* **WRITTEN PROBLEM**
Will you write out the data exactly, excluding every picture?

((

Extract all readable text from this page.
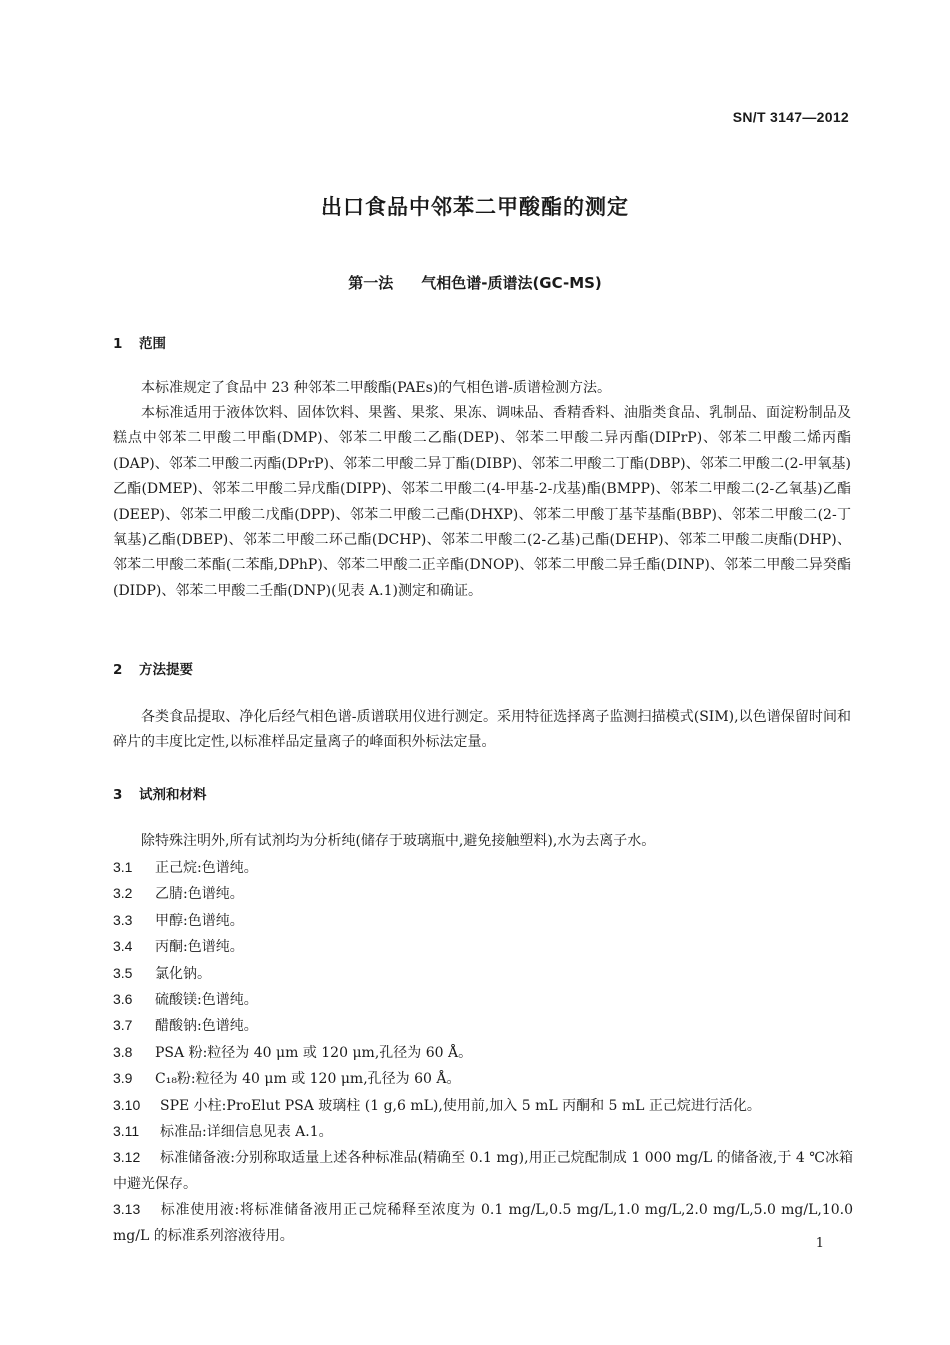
SN/T 3147—2012
出口食品中邻苯二甲酸酯的测定
第一法 气相色谱-质谱法(GC-MS)
1 范围

本标准规定了食品中 23 种邻苯二甲酸酯(PAEs)的气相色谱-质谱检测方法。

本标准适用于液体饮料、固体饮料、果酱、果浆、果冻、调味品、香精香料、油脂类食品、乳制品、面淀粉制品及糕点中邻苯二甲酸二甲酯(DMP)、邻苯二甲酸二乙酯(DEP)、邻苯二甲酸二异丙酯(DIPrP)、邻苯二甲酸二烯丙酯(DAP)、邻苯二甲酸二丙酯(DPrP)、邻苯二甲酸二异丁酯(DIBP)、邻苯二甲酸二丁酯(DBP)、邻苯二甲酸二(2-甲氧基)乙酯(DMEP)、邻苯二甲酸二异戊酯(DIPP)、邻苯二甲酸二(4-甲基-2-戊基)酯(BMPP)、邻苯二甲酸二(2-乙氧基)乙酯(DEEP)、邻苯二甲酸二戊酯(DPP)、邻苯二甲酸二己酯(DHXP)、邻苯二甲酸丁基苄基酯(BBP)、邻苯二甲酸二(2-丁氧基)乙酯(DBEP)、邻苯二甲酸二环己酯(DCHP)、邻苯二甲酸二(2-乙基)己酯(DEHP)、邻苯二甲酸二庚酯(DHP)、邻苯二甲酸二苯酯(二苯酯,DPhP)、邻苯二甲酸二正辛酯(DNOP)、邻苯二甲酸二异壬酯(DINP)、邻苯二甲酸二异癸酯(DIDP)、邻苯二甲酸二壬酯(DNP)(见表 A.1)测定和确证。

2 方法提要

各类食品提取、净化后经气相色谱-质谱联用仪进行测定。采用特征选择离子监测扫描模式(SIM),以色谱保留时间和碎片的丰度比定性,以标准样品定量离子的峰面积外标法定量。

3 试剂和材料

除特殊注明外,所有试剂均为分析纯(储存于玻璃瓶中,避免接触塑料),水为去离子水。

3.1 正己烷:色谱纯。
3.2 乙腈:色谱纯。
3.3 甲醇:色谱纯。
3.4 丙酮:色谱纯。
3.5 氯化钠。
3.6 硫酸镁:色谱纯。
3.7 醋酸钠:色谱纯。
3.8 PSA 粉:粒径为 40 μm 或 120 μm,孔径为 60 Å。
3.9 C₁₈粉:粒径为 40 μm 或 120 μm,孔径为 60 Å。
3.10 SPE 小柱:ProElut PSA 玻璃柱 (1 g,6 mL),使用前,加入 5 mL 丙酮和 5 mL 正己烷进行活化。
3.11 标准品:详细信息见表 A.1。
3.12 标准储备液:分别称取适量上述各种标准品(精确至 0.1 mg),用正己烷配制成 1 000 mg/L 的储备液,于 4 ℃冰箱中避光保存。
3.13 标准使用液:将标准储备液用正己烷稀释至浓度为 0.1 mg/L,0.5 mg/L,1.0 mg/L,2.0 mg/L,5.0 mg/L,10.0 mg/L 的标准系列溶液待用。	1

))

* **REPLY**
Extract all readable text from this page.
SN/T 3147—2012
出口食品中邻苯二甲酸酯的测定
第一法 气相色谱-质谱法(GC-MS)
1 范围

本标准规定了食品中 23 种邻苯二甲酸酯(PAEs)的气相色谱-质谱检测方法。

本标准适用于液体饮料、固体饮料、果酱、果浆、果冻、调味品、香精香料、油脂类食品、乳制品、面淀粉制品及糕点中邻苯二甲酸二甲酯(DMP)、邻苯二甲酸二乙酯(DEP)、邻苯二甲酸二异丙酯(DIPrP)、邻苯二甲酸二烯丙酯(DAP)、邻苯二甲酸二丙酯(DPrP)、邻苯二甲酸二异丁酯(DIBP)、邻苯二甲酸二丁酯(DBP)、邻苯二甲酸二(2-甲氧基)乙酯(DMEP)、邻苯二甲酸二异戊酯(DIPP)、邻苯二甲酸二(4-甲基-2-戊基)酯(BMPP)、邻苯二甲酸二(2-乙氧基)乙酯(DEEP)、邻苯二甲酸二戊酯(DPP)、邻苯二甲酸二己酯(DHXP)、邻苯二甲酸丁基苄基酯(BBP)、邻苯二甲酸二(2-丁氧基)乙酯(DBEP)、邻苯二甲酸二环己酯(DCHP)、邻苯二甲酸二(2-乙基)己酯(DEHP)、邻苯二甲酸二庚酯(DHP)、邻苯二甲酸二苯酯(二苯酯,DPhP)、邻苯二甲酸二正辛酯(DNOP)、邻苯二甲酸二异壬酯(DINP)、邻苯二甲酸二异癸酯(DIDP)、邻苯二甲酸二壬酯(DNP)(见表 A.1)测定和确证。

2 方法提要

各类食品提取、净化后经气相色谱-质谱联用仪进行测定。采用特征选择离子监测扫描模式(SIM),以色谱保留时间和碎片的丰度比定性,以标准样品定量离子的峰面积外标法定量。

3 试剂和材料

除特殊注明外,所有试剂均为分析纯(储存于玻璃瓶中,避免接触塑料),水为去离子水。

3.1 正己烷:色谱纯。
3.2 乙腈:色谱纯。
3.3 甲醇:色谱纯。
3.4 丙酮:色谱纯。
3.5 氯化钠。
3.6 硫酸镁:色谱纯。
3.7 醋酸钠:色谱纯。
3.8 PSA 粉:粒径为 40 μm 或 120 μm,孔径为 60 Å。
3.9 C₁₈粉:粒径为 40 μm 或 120 μm,孔径为 60 Å。
3.10 SPE 小柱:ProElut PSA 玻璃柱 (1 g,6 mL),使用前,加入 5 mL 丙酮和 5 mL 正己烷进行活化。
3.11 标准品:详细信息见表 A.1。
3.12 标准储备液:分别称取适量上述各种标准品(精确至 0.1 mg),用正己烷配制成 1 000 mg/L 的储备液,于 4 ℃冰箱中避光保存。
3.13 标准使用液:将标准储备液用正己烷稀释至浓度为 0.1 mg/L,0.5 mg/L,1.0 mg/L,2.0 mg/L,5.0 mg/L,10.0 mg/L 的标准系列溶液待用。	1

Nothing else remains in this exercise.